[Dataset items]
╔══
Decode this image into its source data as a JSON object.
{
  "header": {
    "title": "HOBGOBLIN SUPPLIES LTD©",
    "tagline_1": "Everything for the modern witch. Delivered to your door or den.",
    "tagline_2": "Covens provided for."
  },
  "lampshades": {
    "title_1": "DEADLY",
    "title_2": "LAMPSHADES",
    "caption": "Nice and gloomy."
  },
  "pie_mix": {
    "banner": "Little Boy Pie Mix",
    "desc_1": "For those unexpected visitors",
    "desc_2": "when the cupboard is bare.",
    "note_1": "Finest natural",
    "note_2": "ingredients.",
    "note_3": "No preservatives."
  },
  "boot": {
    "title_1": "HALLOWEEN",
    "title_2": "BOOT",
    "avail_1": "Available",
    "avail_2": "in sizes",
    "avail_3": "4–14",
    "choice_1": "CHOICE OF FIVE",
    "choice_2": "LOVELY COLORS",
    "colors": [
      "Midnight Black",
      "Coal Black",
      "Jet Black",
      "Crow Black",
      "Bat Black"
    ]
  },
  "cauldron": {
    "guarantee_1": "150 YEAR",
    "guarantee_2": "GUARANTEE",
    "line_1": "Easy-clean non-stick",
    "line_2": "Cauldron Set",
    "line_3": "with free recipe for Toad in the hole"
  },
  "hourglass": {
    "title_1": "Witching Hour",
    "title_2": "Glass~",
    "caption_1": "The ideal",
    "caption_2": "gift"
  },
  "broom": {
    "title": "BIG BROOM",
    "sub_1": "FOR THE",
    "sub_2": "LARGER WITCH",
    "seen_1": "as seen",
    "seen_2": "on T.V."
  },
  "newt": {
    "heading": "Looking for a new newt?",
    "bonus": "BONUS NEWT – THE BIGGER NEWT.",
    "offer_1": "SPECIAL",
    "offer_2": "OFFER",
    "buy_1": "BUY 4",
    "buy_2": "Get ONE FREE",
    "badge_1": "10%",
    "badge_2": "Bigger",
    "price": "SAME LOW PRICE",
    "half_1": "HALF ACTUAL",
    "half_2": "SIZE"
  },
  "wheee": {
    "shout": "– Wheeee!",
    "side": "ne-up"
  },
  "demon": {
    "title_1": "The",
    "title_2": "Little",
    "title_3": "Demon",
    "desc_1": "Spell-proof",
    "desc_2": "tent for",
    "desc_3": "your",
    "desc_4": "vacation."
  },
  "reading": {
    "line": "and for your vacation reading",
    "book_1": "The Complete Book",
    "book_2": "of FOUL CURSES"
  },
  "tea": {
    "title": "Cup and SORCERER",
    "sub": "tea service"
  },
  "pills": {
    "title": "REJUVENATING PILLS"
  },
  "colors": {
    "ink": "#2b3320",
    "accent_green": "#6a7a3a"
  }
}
╚══
> [THE PROBLEM]: Extract every entry above as it appears.

> [ANSWER FOR THIS EXERCISE]:
Decode this image into its source data as a JSON object.
{
  "header": {
    "title": "HOBGOBLIN SUPPLIES LTD©",
    "tagline_1": "Everything for the modern witch. Delivered to your door or den.",
    "tagline_2": "Covens provided for."
  },
  "lampshades": {
    "title_1": "DEADLY",
    "title_2": "LAMPSHADES",
    "caption": "Nice and gloomy."
  },
  "pie_mix": {
    "banner": "Little Boy Pie Mix",
    "desc_1": "For those unexpected visitors",
    "desc_2": "when the cupboard is bare.",
    "note_1": "Finest natural",
    "note_2": "ingredients.",
    "note_3": "No preservatives."
  },
  "boot": {
    "title_1": "HALLOWEEN",
    "title_2": "BOOT",
    "avail_1": "Available",
    "avail_2": "in sizes",
    "avail_3": "4–14",
    "choice_1": "CHOICE OF FIVE",
    "choice_2": "LOVELY COLORS",
    "colors": [
      "Midnight Black",
      "Coal Black",
      "Jet Black",
      "Crow Black",
      "Bat Black"
    ]
  },
  "cauldron": {
    "guarantee_1": "150 YEAR",
    "guarantee_2": "GUARANTEE",
    "line_1": "Easy-clean non-stick",
    "line_2": "Cauldron Set",
    "line_3": "with free recipe for Toad in the hole"
  },
  "hourglass": {
    "title_1": "Witching Hour",
    "title_2": "Glass~",
    "caption_1": "The ideal",
    "caption_2": "gift"
  },
  "broom": {
    "title": "BIG BROOM",
    "sub_1": "FOR THE",
    "sub_2": "LARGER WITCH",
    "seen_1": "as seen",
    "seen_2": "on T.V."
  },
  "newt": {
    "heading": "Looking for a new newt?",
    "bonus": "BONUS NEWT – THE BIGGER NEWT.",
    "offer_1": "SPECIAL",
    "offer_2": "OFFER",
    "buy_1": "BUY 4",
    "buy_2": "Get ONE FREE",
    "badge_1": "10%",
    "badge_2": "Bigger",
    "price": "SAME LOW PRICE",
    "half_1": "HALF ACTUAL",
    "half_2": "SIZE"
  },
  "wheee": {
    "shout": "– Wheeee!",
    "side": "ne-up"
  },
  "demon": {
    "title_1": "The",
    "title_2": "Little",
    "title_3": "Demon",
    "desc_1": "Spell-proof",
    "desc_2": "tent for",
    "desc_3": "your",
    "desc_4": "vacation."
  },
  "reading": {
    "line": "and for your vacation reading",
    "book_1": "The Complete Book",
    "book_2": "of FOUL CURSES"
  },
  "tea": {
    "title": "Cup and SORCERER",
    "sub": "tea service"
  },
  "pills": {
    "title": "REJUVENATING PILLS"
  },
  "colors": {
    "ink": "#2b3320",
    "accent_green": "#6a7a3a"
  }
}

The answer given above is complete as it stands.